What to do:
Pick out each line with the word "Months" from the material that follows.

Records contained in a dataset

____

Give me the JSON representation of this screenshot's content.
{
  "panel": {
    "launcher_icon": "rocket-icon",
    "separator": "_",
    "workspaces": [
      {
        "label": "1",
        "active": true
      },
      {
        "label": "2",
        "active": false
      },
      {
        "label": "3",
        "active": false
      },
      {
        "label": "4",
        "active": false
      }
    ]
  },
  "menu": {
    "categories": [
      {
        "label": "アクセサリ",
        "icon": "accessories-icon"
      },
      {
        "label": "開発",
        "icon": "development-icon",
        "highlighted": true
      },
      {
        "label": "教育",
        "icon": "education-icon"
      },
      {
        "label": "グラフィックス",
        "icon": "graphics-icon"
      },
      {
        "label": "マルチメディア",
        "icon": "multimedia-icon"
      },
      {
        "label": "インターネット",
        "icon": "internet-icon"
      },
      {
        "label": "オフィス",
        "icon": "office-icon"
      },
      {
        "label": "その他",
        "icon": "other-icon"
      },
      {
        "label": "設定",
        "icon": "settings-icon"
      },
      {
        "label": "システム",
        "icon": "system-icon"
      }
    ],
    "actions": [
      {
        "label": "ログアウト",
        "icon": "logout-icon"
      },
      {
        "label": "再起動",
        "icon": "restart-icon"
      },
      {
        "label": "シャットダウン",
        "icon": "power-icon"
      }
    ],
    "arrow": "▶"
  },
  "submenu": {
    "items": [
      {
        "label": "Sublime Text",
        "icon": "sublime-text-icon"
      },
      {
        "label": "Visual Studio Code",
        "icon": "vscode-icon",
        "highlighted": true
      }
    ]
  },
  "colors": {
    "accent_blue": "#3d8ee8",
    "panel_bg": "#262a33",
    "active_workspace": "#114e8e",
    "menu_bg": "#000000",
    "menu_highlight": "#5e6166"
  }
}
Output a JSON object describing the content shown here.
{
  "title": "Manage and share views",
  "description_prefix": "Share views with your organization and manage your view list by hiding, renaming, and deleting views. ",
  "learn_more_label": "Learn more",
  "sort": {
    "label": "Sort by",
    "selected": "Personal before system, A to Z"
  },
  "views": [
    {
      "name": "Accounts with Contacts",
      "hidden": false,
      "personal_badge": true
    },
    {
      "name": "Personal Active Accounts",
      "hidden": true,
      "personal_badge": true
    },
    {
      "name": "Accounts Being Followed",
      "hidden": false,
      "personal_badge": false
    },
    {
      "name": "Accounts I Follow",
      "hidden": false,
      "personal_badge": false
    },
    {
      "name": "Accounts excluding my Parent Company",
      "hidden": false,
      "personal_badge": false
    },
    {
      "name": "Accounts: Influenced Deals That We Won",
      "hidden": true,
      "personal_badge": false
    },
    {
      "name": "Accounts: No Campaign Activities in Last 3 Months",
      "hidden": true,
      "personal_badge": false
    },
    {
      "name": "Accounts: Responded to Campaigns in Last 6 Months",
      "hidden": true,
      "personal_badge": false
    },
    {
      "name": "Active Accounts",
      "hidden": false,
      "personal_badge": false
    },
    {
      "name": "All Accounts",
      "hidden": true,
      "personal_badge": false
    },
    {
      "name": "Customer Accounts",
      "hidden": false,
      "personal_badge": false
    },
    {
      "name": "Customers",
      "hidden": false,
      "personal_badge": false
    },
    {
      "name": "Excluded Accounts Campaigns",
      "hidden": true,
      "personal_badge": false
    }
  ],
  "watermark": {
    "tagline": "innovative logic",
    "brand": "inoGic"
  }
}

____

Response to the exercise:
      "name": "Accounts: No Campaign Activities in Last 3 Months",
      "name": "Accounts: Responded to Campaigns in Last 6 Months",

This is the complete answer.